Saved data entries
^^^^^^^^
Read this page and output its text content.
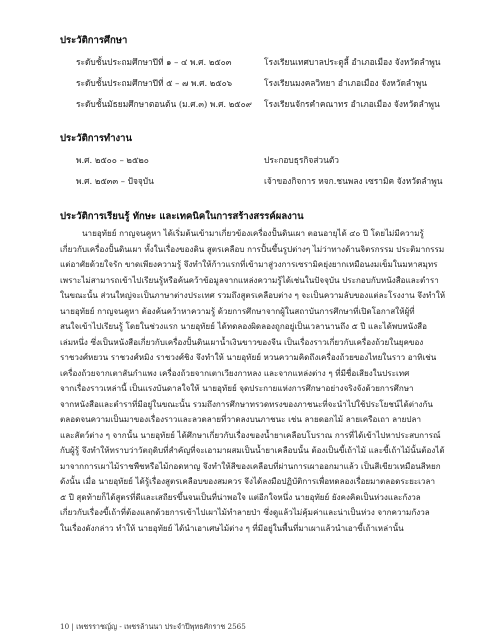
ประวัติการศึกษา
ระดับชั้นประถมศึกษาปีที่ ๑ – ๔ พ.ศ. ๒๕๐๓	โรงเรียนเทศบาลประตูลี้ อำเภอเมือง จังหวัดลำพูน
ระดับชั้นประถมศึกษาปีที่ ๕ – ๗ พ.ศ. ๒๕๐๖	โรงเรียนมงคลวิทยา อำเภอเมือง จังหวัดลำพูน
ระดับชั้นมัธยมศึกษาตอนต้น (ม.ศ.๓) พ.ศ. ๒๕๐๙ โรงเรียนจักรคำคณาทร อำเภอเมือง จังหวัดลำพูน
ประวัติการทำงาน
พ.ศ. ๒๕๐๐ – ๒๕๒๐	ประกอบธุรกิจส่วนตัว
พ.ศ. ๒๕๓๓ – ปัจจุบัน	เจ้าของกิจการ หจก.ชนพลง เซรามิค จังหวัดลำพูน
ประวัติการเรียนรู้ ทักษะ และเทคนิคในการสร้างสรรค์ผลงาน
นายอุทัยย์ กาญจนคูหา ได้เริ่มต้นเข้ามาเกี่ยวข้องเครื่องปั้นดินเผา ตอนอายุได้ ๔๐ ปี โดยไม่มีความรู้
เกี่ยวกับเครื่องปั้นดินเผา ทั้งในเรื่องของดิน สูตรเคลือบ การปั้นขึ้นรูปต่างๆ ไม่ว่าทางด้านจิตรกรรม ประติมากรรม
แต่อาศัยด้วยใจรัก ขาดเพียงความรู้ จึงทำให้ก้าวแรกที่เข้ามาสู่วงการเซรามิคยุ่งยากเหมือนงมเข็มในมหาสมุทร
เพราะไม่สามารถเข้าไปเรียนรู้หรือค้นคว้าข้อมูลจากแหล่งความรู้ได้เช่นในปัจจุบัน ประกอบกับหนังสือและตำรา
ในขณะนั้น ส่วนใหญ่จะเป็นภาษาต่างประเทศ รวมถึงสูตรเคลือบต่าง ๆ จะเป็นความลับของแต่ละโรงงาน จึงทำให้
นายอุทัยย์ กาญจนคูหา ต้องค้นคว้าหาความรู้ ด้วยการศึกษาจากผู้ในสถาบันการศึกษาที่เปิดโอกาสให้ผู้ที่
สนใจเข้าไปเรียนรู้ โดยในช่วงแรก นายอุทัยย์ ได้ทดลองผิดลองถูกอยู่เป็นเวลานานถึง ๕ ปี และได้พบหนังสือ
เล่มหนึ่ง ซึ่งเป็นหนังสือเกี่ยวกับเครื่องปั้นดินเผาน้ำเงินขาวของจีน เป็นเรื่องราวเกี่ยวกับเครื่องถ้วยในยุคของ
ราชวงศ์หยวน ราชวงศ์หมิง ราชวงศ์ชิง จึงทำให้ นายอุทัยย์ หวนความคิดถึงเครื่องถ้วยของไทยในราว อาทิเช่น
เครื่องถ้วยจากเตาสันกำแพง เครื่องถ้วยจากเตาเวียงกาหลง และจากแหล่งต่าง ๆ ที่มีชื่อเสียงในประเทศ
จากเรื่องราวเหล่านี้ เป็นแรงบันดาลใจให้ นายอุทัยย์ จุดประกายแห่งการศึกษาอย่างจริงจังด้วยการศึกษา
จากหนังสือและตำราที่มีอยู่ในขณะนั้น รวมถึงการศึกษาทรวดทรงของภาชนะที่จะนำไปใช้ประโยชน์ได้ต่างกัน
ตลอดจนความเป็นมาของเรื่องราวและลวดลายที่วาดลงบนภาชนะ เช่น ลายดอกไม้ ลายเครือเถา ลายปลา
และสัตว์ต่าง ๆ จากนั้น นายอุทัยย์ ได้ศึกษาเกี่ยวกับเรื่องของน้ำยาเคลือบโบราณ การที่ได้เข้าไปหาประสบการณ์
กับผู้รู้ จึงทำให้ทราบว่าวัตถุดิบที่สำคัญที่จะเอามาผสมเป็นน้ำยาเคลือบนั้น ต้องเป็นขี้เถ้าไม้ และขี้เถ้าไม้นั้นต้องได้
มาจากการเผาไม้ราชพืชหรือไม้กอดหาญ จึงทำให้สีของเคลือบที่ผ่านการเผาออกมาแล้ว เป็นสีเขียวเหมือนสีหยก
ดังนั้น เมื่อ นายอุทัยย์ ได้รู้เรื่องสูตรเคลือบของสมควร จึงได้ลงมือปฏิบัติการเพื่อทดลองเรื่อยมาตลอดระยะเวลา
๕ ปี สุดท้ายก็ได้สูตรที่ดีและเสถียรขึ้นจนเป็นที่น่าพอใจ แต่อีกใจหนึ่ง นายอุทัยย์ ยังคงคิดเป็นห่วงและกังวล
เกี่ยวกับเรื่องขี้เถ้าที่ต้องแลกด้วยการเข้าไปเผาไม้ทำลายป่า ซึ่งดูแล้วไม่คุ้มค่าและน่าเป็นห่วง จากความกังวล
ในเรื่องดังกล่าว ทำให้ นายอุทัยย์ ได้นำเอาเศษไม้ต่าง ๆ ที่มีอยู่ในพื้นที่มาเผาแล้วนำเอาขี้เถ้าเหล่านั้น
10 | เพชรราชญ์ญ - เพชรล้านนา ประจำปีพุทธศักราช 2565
^^^^^^^^
_SHORT TASK_
Read the data above and pull out each line that holds the string "ในขณะน".

_PROBLEM SOLUTION_
ในขณะนั้น ส่วนใหญ่จะเป็นภาษาต่างประเทศ รวมถึงสูตรเคลือบต่าง ๆ จะเป็นความลับของแต่ละโรงงาน จึงทำให้
จากหนังสือและตำราที่มีอยู่ในขณะนั้น รวมถึงการศึกษาทรวดทรงของภาชนะที่จะนำไปใช้ประโยชน์ได้ต่างกัน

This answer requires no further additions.